Go through the records and extract every line with the word "Moonset".
** Begin Records shown **
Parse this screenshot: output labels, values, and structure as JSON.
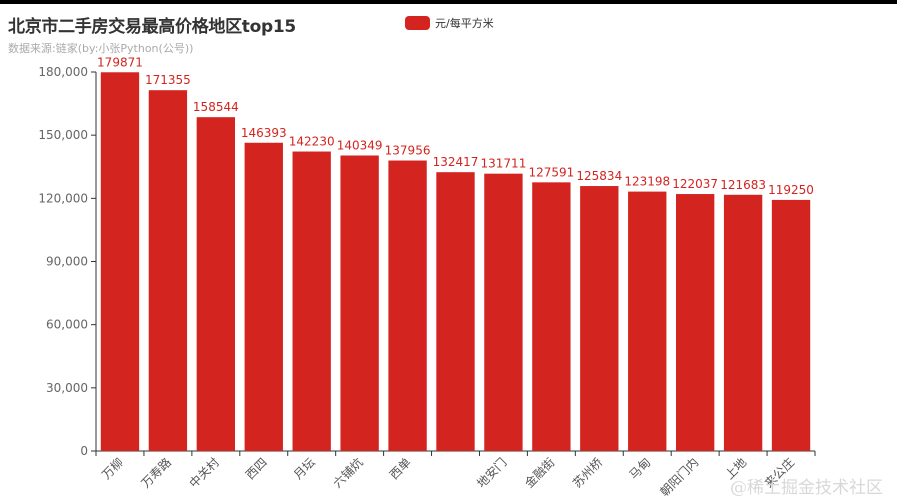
{
  "title": "北京市二手房交易最高价格地区top15",
  "subtitle": "数据来源:链家(by:小张Python(公号))",
  "legend": {
    "label": "元/每平方米",
    "color": "#d42420"
  },
  "watermark": "@稀土掘金技术社区",
  "colors": {
    "bar": "#d42420",
    "label": "#d42420",
    "axis": "#333333",
    "tick_text": "#666666"
  },
  "chart_data": {
    "type": "bar",
    "title": "北京市二手房交易最高价格地区top15",
    "subtitle": "数据来源:链家(by:小张Python(公号))",
    "xlabel": "",
    "ylabel": "",
    "categories": [
      "万柳",
      "万寿路",
      "中关村",
      "西四",
      "月坛",
      "六铺炕",
      "西单",
      "",
      "地安门",
      "金融街",
      "苏州桥",
      "马甸",
      "朝阳门内",
      "上地",
      "来公庄"
    ],
    "series": [
      {
        "name": "元/每平方米",
        "values": [
          179871,
          171355,
          158544,
          146393,
          142230,
          140349,
          137956,
          132417,
          131711,
          127591,
          125834,
          123198,
          122037,
          121683,
          119250
        ]
      }
    ],
    "ylim": [
      0,
      180000
    ],
    "yticks": [
      "0",
      "30,000",
      "60,000",
      "90,000",
      "120,000",
      "150,000",
      "180,000"
    ],
    "grid": false,
    "legend_position": "top-center",
    "label_rotation": 45
  }
}
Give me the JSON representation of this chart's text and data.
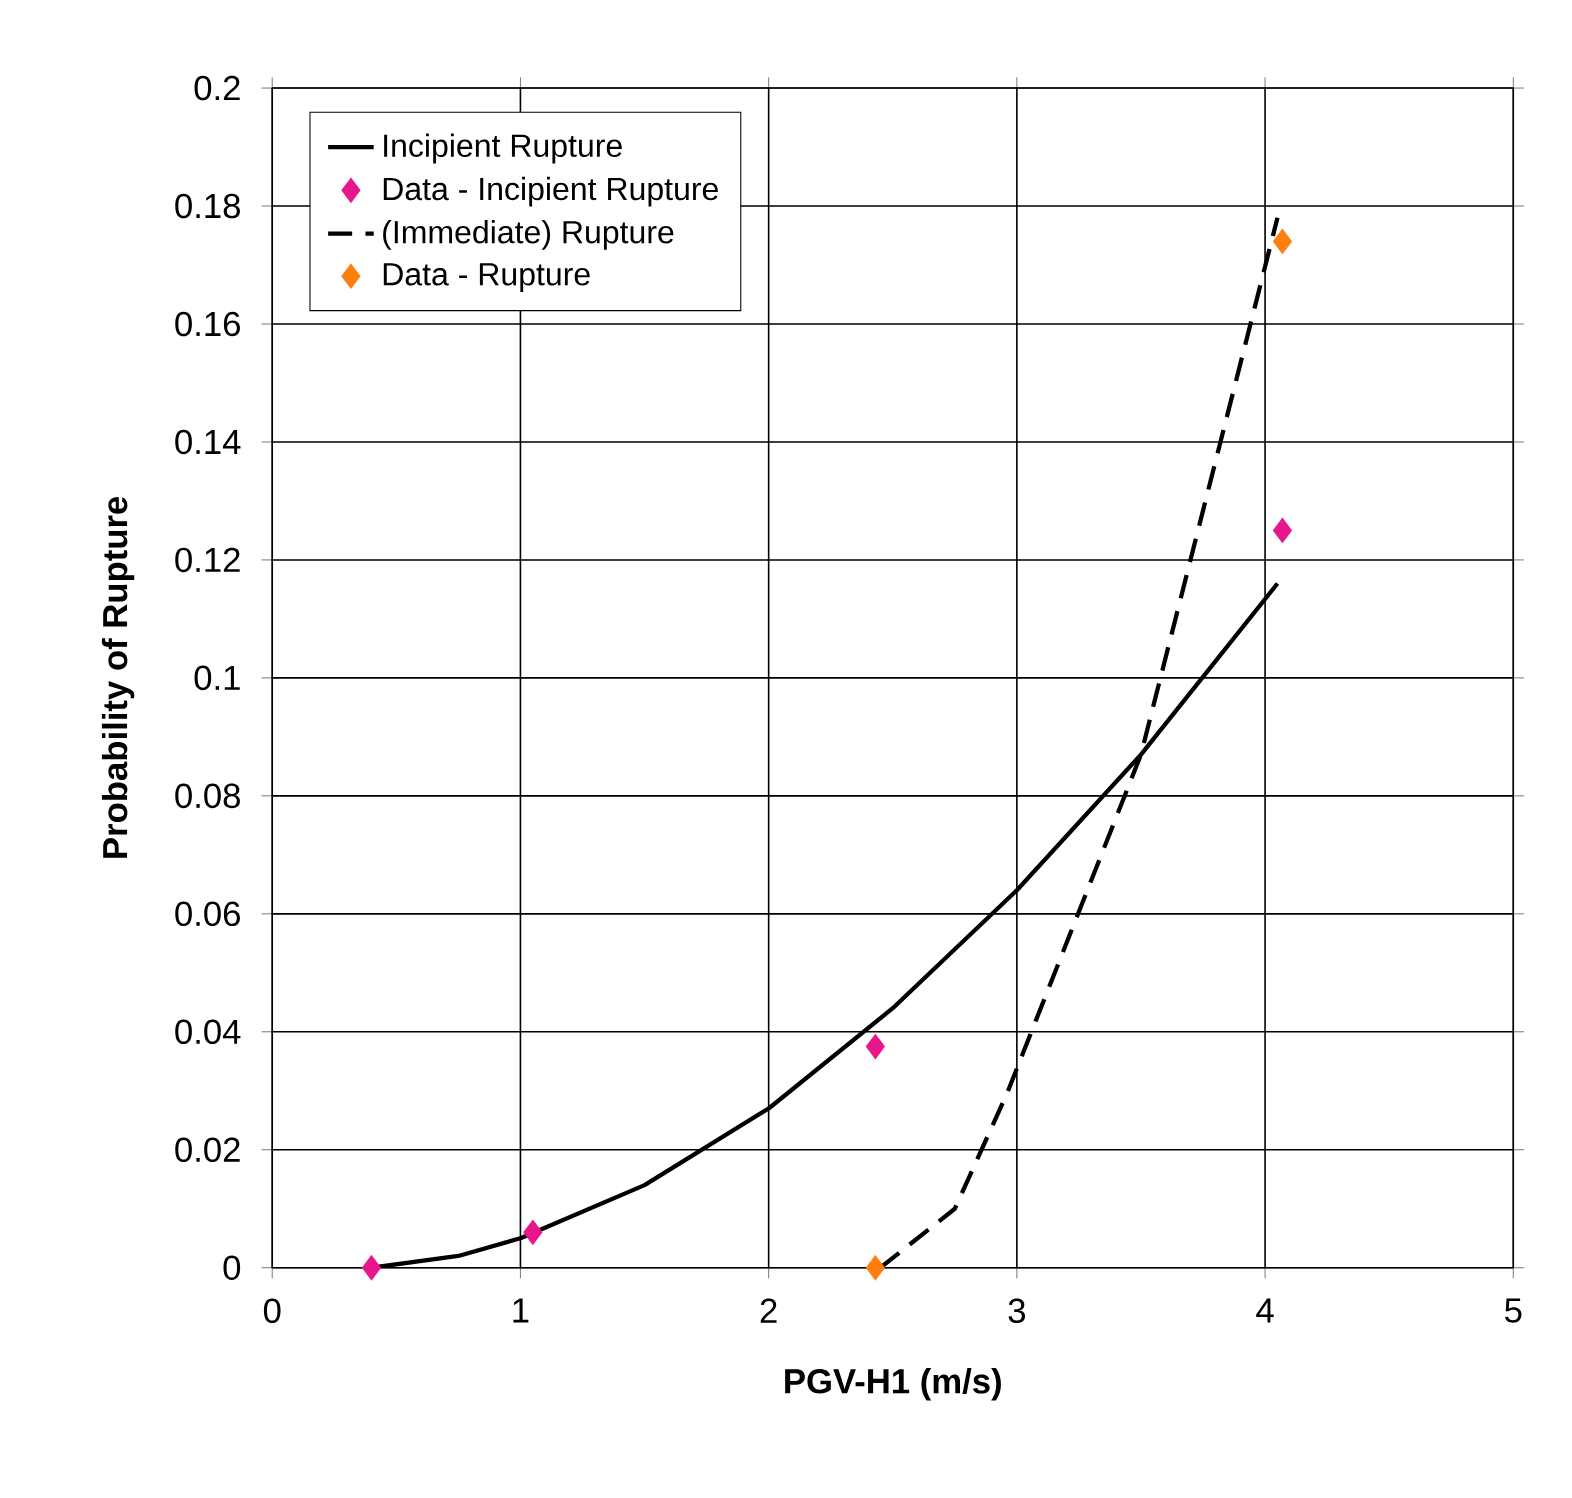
{
  "chart_data": {
    "type": "line",
    "xlabel": "PGV-H1 (m/s)",
    "ylabel": "Probability of Rupture",
    "xlim": [
      0,
      5
    ],
    "xticks": [
      0,
      1,
      2,
      3,
      4,
      5
    ],
    "ylim": [
      0,
      0.2
    ],
    "yticks": [
      0,
      0.02,
      0.04,
      0.06,
      0.08,
      0.1,
      0.12,
      0.14,
      0.16,
      0.18,
      0.2
    ],
    "grid": true,
    "legend": "top left",
    "series": [
      {
        "name": "Incipient Rupture",
        "color": "#000000",
        "line_style": "solid",
        "marker": "none",
        "x": [
          0.4,
          0.75,
          1.0,
          1.5,
          2.0,
          2.5,
          3.0,
          3.5,
          4.05
        ],
        "values": [
          0,
          0.002,
          0.005,
          0.014,
          0.027,
          0.044,
          0.064,
          0.087,
          0.116
        ]
      },
      {
        "name": "Data - Incipient Rupture",
        "type": "scatter",
        "color": "#e8168c",
        "marker": "diamond",
        "x": [
          0.4,
          1.05,
          2.43,
          4.07
        ],
        "values": [
          0,
          0.006,
          0.0375,
          0.125
        ]
      },
      {
        "name": "(Immediate) Rupture",
        "color": "#000000",
        "line_style": "dashed",
        "marker": "none",
        "x": [
          2.45,
          2.75,
          2.96,
          3.5,
          4.05
        ],
        "values": [
          0,
          0.01,
          0.0295,
          0.087,
          0.178
        ]
      },
      {
        "name": "Data - Rupture",
        "type": "scatter",
        "color": "#ff7f0e",
        "marker": "diamond",
        "x": [
          2.43,
          4.07
        ],
        "values": [
          0,
          0.174
        ]
      }
    ]
  }
}
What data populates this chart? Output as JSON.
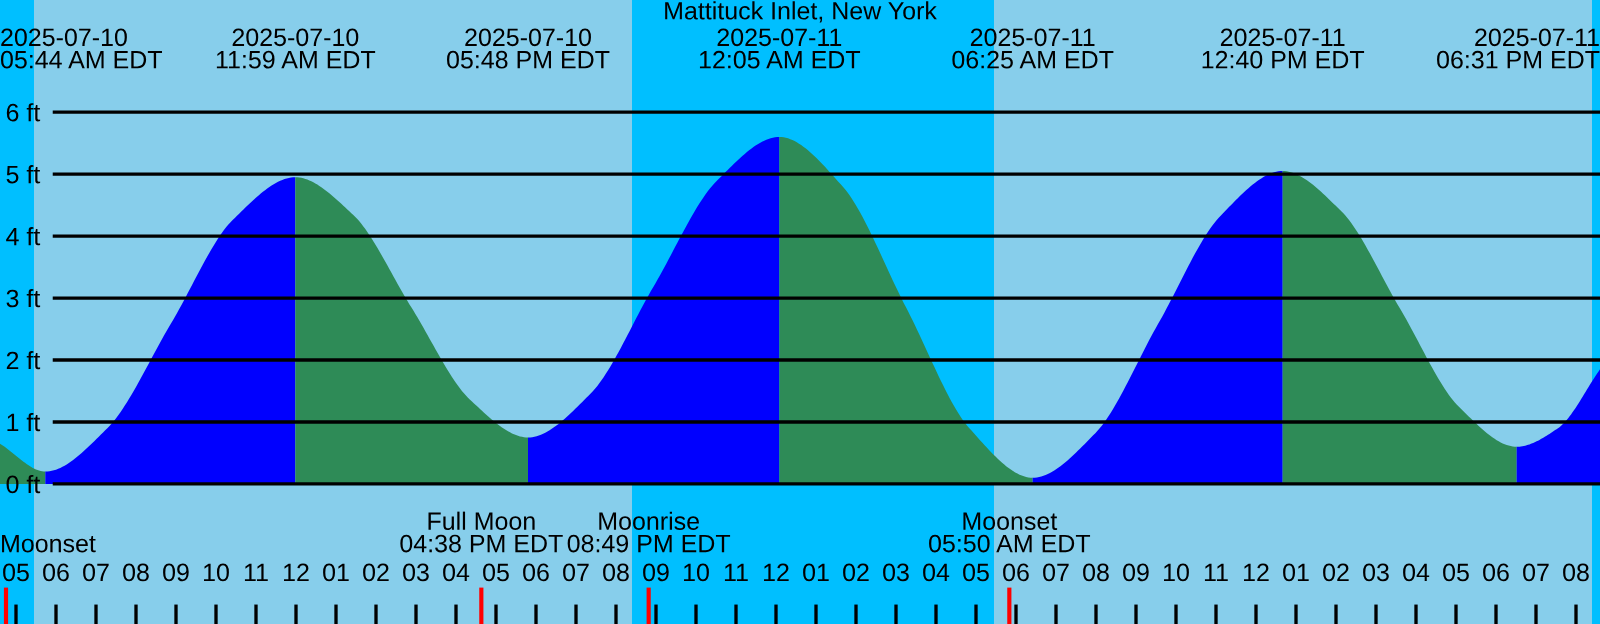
{
  "chart_data": {
    "type": "area",
    "title": "Mattituck Inlet, New York",
    "series": [
      {
        "color": "#2e8b57",
        "x": [
          "2025-07-10T04:36",
          "2025-07-10T05:44"
        ],
        "values": [
          0.65,
          0.2
        ]
      },
      {
        "color": "#0000ff",
        "x": [
          "2025-07-10T05:44",
          "2025-07-10T07:17",
          "2025-07-10T08:52",
          "2025-07-10T10:25",
          "2025-07-10T11:59"
        ],
        "values": [
          0.2,
          0.9,
          2.58,
          4.26,
          4.95
        ]
      },
      {
        "color": "#2e8b57",
        "x": [
          "2025-07-10T11:59",
          "2025-07-10T13:26",
          "2025-07-10T14:53",
          "2025-07-10T16:21",
          "2025-07-10T17:48"
        ],
        "values": [
          4.95,
          4.34,
          2.85,
          1.36,
          0.75
        ]
      },
      {
        "color": "#0000ff",
        "x": [
          "2025-07-10T17:48",
          "2025-07-10T19:22",
          "2025-07-10T20:56",
          "2025-07-10T22:31",
          "2025-07-11T00:05"
        ],
        "values": [
          0.75,
          1.46,
          3.18,
          4.89,
          5.6
        ]
      },
      {
        "color": "#2e8b57",
        "x": [
          "2025-07-11T00:05",
          "2025-07-11T01:40",
          "2025-07-11T03:15",
          "2025-07-11T04:50",
          "2025-07-11T06:25"
        ],
        "values": [
          5.6,
          4.8,
          2.85,
          0.9,
          0.1
        ]
      },
      {
        "color": "#0000ff",
        "x": [
          "2025-07-11T06:25",
          "2025-07-11T07:59",
          "2025-07-11T09:33",
          "2025-07-11T11:07",
          "2025-07-11T12:40"
        ],
        "values": [
          0.1,
          0.82,
          2.58,
          4.33,
          5.05
        ]
      },
      {
        "color": "#2e8b57",
        "x": [
          "2025-07-11T12:40",
          "2025-07-11T14:08",
          "2025-07-11T15:36",
          "2025-07-11T17:04",
          "2025-07-11T18:31"
        ],
        "values": [
          5.05,
          4.4,
          2.83,
          1.25,
          0.6
        ]
      },
      {
        "color": "#0000ff",
        "x": [
          "2025-07-11T18:31",
          "2025-07-11T19:33",
          "2025-07-11T20:36"
        ],
        "values": [
          0.6,
          0.9,
          1.85
        ]
      }
    ],
    "annotations": [
      "2025-07-10\n05:44 AM EDT",
      "2025-07-10\n11:59 AM EDT",
      "2025-07-10\n05:48 PM EDT",
      "2025-07-11\n12:05 AM EDT",
      "2025-07-11\n06:25 AM EDT",
      "2025-07-11\n12:40 PM EDT",
      "2025-07-11\n06:31 PM EDT"
    ],
    "ref_lines": [
      {
        "axis": "x",
        "value": "2025-07-10T04:45",
        "label": "Moonset",
        "color": "#ff0000"
      },
      {
        "axis": "x",
        "value": "2025-07-10T16:38",
        "label": "Full Moon\n04:38 PM EDT",
        "color": "#ff0000"
      },
      {
        "axis": "x",
        "value": "2025-07-10T20:49",
        "label": "Moonrise\n08:49 PM EDT",
        "color": "#ff0000"
      },
      {
        "axis": "x",
        "value": "2025-07-11T05:50",
        "label": "Moonset\n05:50 AM EDT",
        "color": "#ff0000"
      }
    ],
    "bands": [
      {
        "axis": "x",
        "from": "2025-07-10T04:36",
        "to": "2025-07-10T05:27",
        "color": "#00bfff"
      },
      {
        "axis": "x",
        "from": "2025-07-10T20:24",
        "to": "2025-07-11T05:27",
        "color": "#00bfff"
      },
      {
        "axis": "x",
        "from": "2025-07-11T20:24",
        "to": "2025-07-11T20:36",
        "color": "#00bfff"
      }
    ],
    "xlim": [
      "2025-07-10T04:36",
      "2025-07-11T20:36"
    ],
    "xticks": [
      {
        "value": "2025-07-10T05:00",
        "label": "05"
      },
      {
        "value": "2025-07-10T06:00",
        "label": "06"
      },
      {
        "value": "2025-07-10T07:00",
        "label": "07"
      },
      {
        "value": "2025-07-10T08:00",
        "label": "08"
      },
      {
        "value": "2025-07-10T09:00",
        "label": "09"
      },
      {
        "value": "2025-07-10T10:00",
        "label": "10"
      },
      {
        "value": "2025-07-10T11:00",
        "label": "11"
      },
      {
        "value": "2025-07-10T12:00",
        "label": "12"
      },
      {
        "value": "2025-07-10T13:00",
        "label": "01"
      },
      {
        "value": "2025-07-10T14:00",
        "label": "02"
      },
      {
        "value": "2025-07-10T15:00",
        "label": "03"
      },
      {
        "value": "2025-07-10T16:00",
        "label": "04"
      },
      {
        "value": "2025-07-10T17:00",
        "label": "05"
      },
      {
        "value": "2025-07-10T18:00",
        "label": "06"
      },
      {
        "value": "2025-07-10T19:00",
        "label": "07"
      },
      {
        "value": "2025-07-10T20:00",
        "label": "08"
      },
      {
        "value": "2025-07-10T21:00",
        "label": "09"
      },
      {
        "value": "2025-07-10T22:00",
        "label": "10"
      },
      {
        "value": "2025-07-10T23:00",
        "label": "11"
      },
      {
        "value": "2025-07-11T00:00",
        "label": "12"
      },
      {
        "value": "2025-07-11T01:00",
        "label": "01"
      },
      {
        "value": "2025-07-11T02:00",
        "label": "02"
      },
      {
        "value": "2025-07-11T03:00",
        "label": "03"
      },
      {
        "value": "2025-07-11T04:00",
        "label": "04"
      },
      {
        "value": "2025-07-11T05:00",
        "label": "05"
      },
      {
        "value": "2025-07-11T06:00",
        "label": "06"
      },
      {
        "value": "2025-07-11T07:00",
        "label": "07"
      },
      {
        "value": "2025-07-11T08:00",
        "label": "08"
      },
      {
        "value": "2025-07-11T09:00",
        "label": "09"
      },
      {
        "value": "2025-07-11T10:00",
        "label": "10"
      },
      {
        "value": "2025-07-11T11:00",
        "label": "11"
      },
      {
        "value": "2025-07-11T12:00",
        "label": "12"
      },
      {
        "value": "2025-07-11T13:00",
        "label": "01"
      },
      {
        "value": "2025-07-11T14:00",
        "label": "02"
      },
      {
        "value": "2025-07-11T15:00",
        "label": "03"
      },
      {
        "value": "2025-07-11T16:00",
        "label": "04"
      },
      {
        "value": "2025-07-11T17:00",
        "label": "05"
      },
      {
        "value": "2025-07-11T18:00",
        "label": "06"
      },
      {
        "value": "2025-07-11T19:00",
        "label": "07"
      },
      {
        "value": "2025-07-11T20:00",
        "label": "08"
      }
    ],
    "ylim": [
      -2.26,
      7.81
    ],
    "yticks": [
      {
        "value": 0,
        "label": "0 ft"
      },
      {
        "value": 1,
        "label": "1 ft"
      },
      {
        "value": 2,
        "label": "2 ft"
      },
      {
        "value": 3,
        "label": "3 ft"
      },
      {
        "value": 4,
        "label": "4 ft"
      },
      {
        "value": 5,
        "label": "5 ft"
      },
      {
        "value": 6,
        "label": "6 ft"
      }
    ],
    "grid": "y",
    "legend": false
  }
}
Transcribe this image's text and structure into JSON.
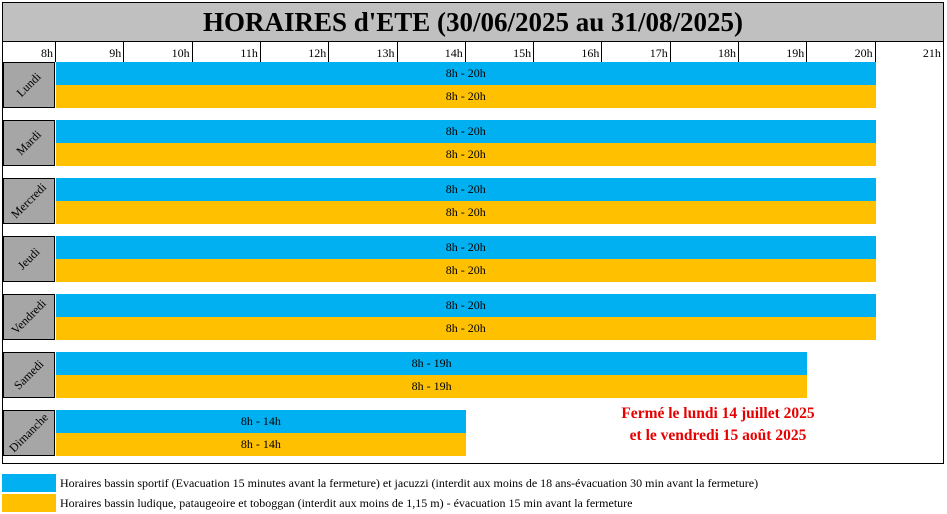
** End Records shown **
_Task result_
        "label": "Moonset",
        "label": "Moonset\n05:50 AM EDT",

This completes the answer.